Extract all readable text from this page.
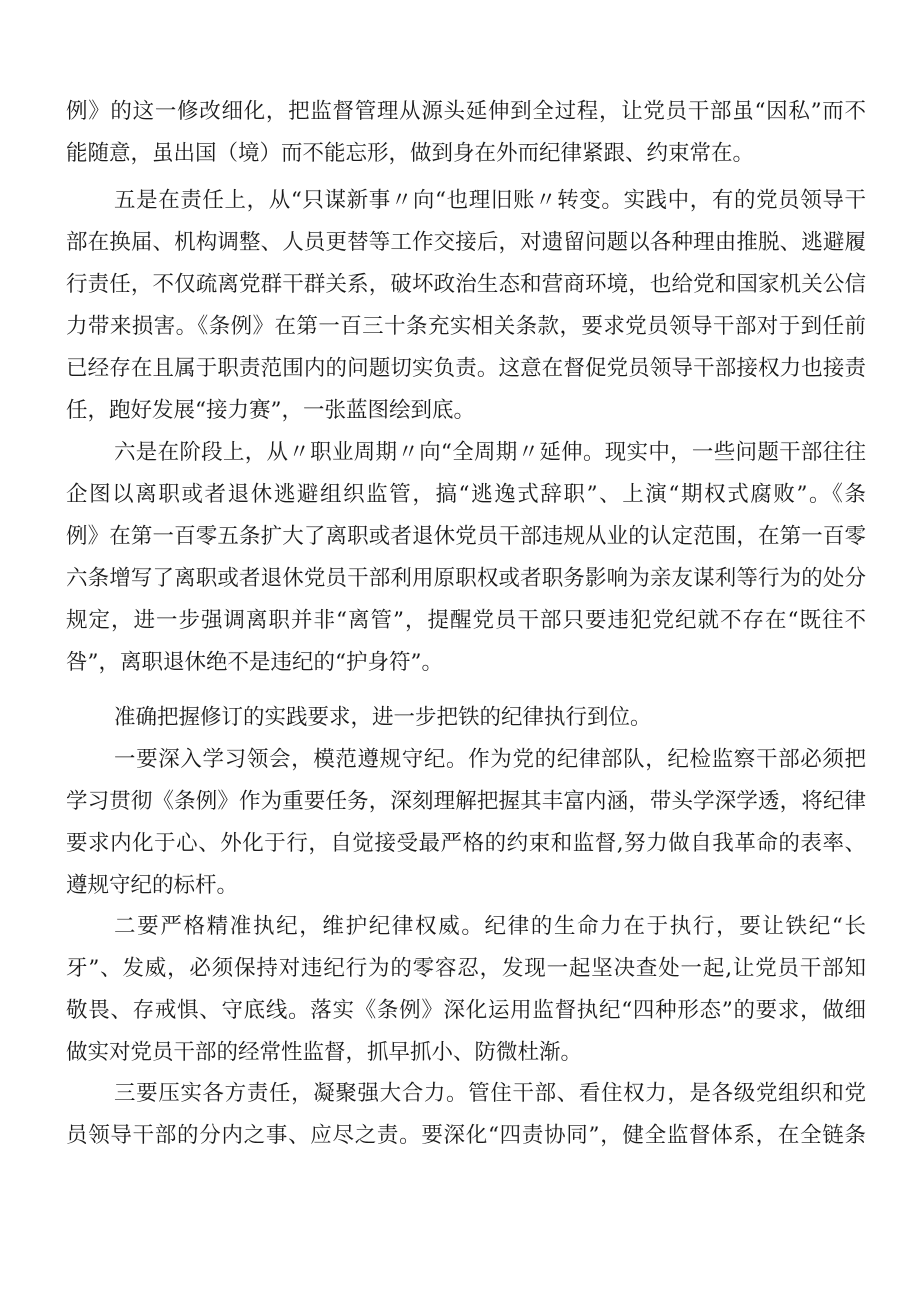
例》的这一修改细化，把监督管理从源头延伸到全过程，让党员干部虽“因私”而不
能随意，虽出国（境）而不能忘形，做到身在外而纪律紧跟、约束常在。
五是在责任上，从“只谋新事〃向“也理旧账〃转变。实践中，有的党员领导干
部在换届、机构调整、人员更替等工作交接后，对遗留问题以各种理由推脱、逃避履
行责任，不仅疏离党群干群关系，破坏政治生态和营商环境，也给党和国家机关公信
力带来损害。《条例》在第一百三十条充实相关条款，要求党员领导干部对于到任前
已经存在且属于职责范围内的问题切实负责。这意在督促党员领导干部接权力也接责
任，跑好发展“接力赛”，一张蓝图绘到底。
六是在阶段上，从〃职业周期〃向“全周期〃延伸。现实中，一些问题干部往往
企图以离职或者退休逃避组织监管，搞“逃逸式辞职”、上演“期权式腐败”。《条
例》在第一百零五条扩大了离职或者退休党员干部违规从业的认定范围，在第一百零
六条增写了离职或者退休党员干部利用原职权或者职务影响为亲友谋利等行为的处分
规定，进一步强调离职并非“离管”，提醒党员干部只要违犯党纪就不存在“既往不
咎”，离职退休绝不是违纪的“护身符”。
准确把握修订的实践要求，进一步把铁的纪律执行到位。
一要深入学习领会，模范遵规守纪。作为党的纪律部队，纪检监察干部必须把
学习贯彻《条例》作为重要任务，深刻理解把握其丰富内涵，带头学深学透，将纪律
要求内化于心、外化于行，自觉接受最严格的约束和监督,努力做自我革命的表率、
遵规守纪的标杆。
二要严格精准执纪，维护纪律权威。纪律的生命力在于执行，要让铁纪“长
牙”、发威，必须保持对违纪行为的零容忍，发现一起坚决查处一起,让党员干部知
敬畏、存戒惧、守底线。落实《条例》深化运用监督执纪“四种形态”的要求，做细
做实对党员干部的经常性监督，抓早抓小、防微杜渐。
三要压实各方责任，凝聚强大合力。管住干部、看住权力，是各级党组织和党
员领导干部的分内之事、应尽之责。要深化“四责协同”，健全监督体系，在全链条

- - - - -

WHAT YOU SHOULD DO
All the records above need to be given again word for word. Skip the pictures.

FINAL RESULT
Extract all readable text from this page.
例》的这一修改细化，把监督管理从源头延伸到全过程，让党员干部虽“因私”而不
能随意，虽出国（境）而不能忘形，做到身在外而纪律紧跟、约束常在。
五是在责任上，从“只谋新事〃向“也理旧账〃转变。实践中，有的党员领导干
部在换届、机构调整、人员更替等工作交接后，对遗留问题以各种理由推脱、逃避履
行责任，不仅疏离党群干群关系，破坏政治生态和营商环境，也给党和国家机关公信
力带来损害。《条例》在第一百三十条充实相关条款，要求党员领导干部对于到任前
已经存在且属于职责范围内的问题切实负责。这意在督促党员领导干部接权力也接责
任，跑好发展“接力赛”，一张蓝图绘到底。
六是在阶段上，从〃职业周期〃向“全周期〃延伸。现实中，一些问题干部往往
企图以离职或者退休逃避组织监管，搞“逃逸式辞职”、上演“期权式腐败”。《条
例》在第一百零五条扩大了离职或者退休党员干部违规从业的认定范围，在第一百零
六条增写了离职或者退休党员干部利用原职权或者职务影响为亲友谋利等行为的处分
规定，进一步强调离职并非“离管”，提醒党员干部只要违犯党纪就不存在“既往不
咎”，离职退休绝不是违纪的“护身符”。
准确把握修订的实践要求，进一步把铁的纪律执行到位。
一要深入学习领会，模范遵规守纪。作为党的纪律部队，纪检监察干部必须把
学习贯彻《条例》作为重要任务，深刻理解把握其丰富内涵，带头学深学透，将纪律
要求内化于心、外化于行，自觉接受最严格的约束和监督,努力做自我革命的表率、
遵规守纪的标杆。
二要严格精准执纪，维护纪律权威。纪律的生命力在于执行，要让铁纪“长
牙”、发威，必须保持对违纪行为的零容忍，发现一起坚决查处一起,让党员干部知
敬畏、存戒惧、守底线。落实《条例》深化运用监督执纪“四种形态”的要求，做细
做实对党员干部的经常性监督，抓早抓小、防微杜渐。
三要压实各方责任，凝聚强大合力。管住干部、看住权力，是各级党组织和党
员领导干部的分内之事、应尽之责。要深化“四责协同”，健全监督体系，在全链条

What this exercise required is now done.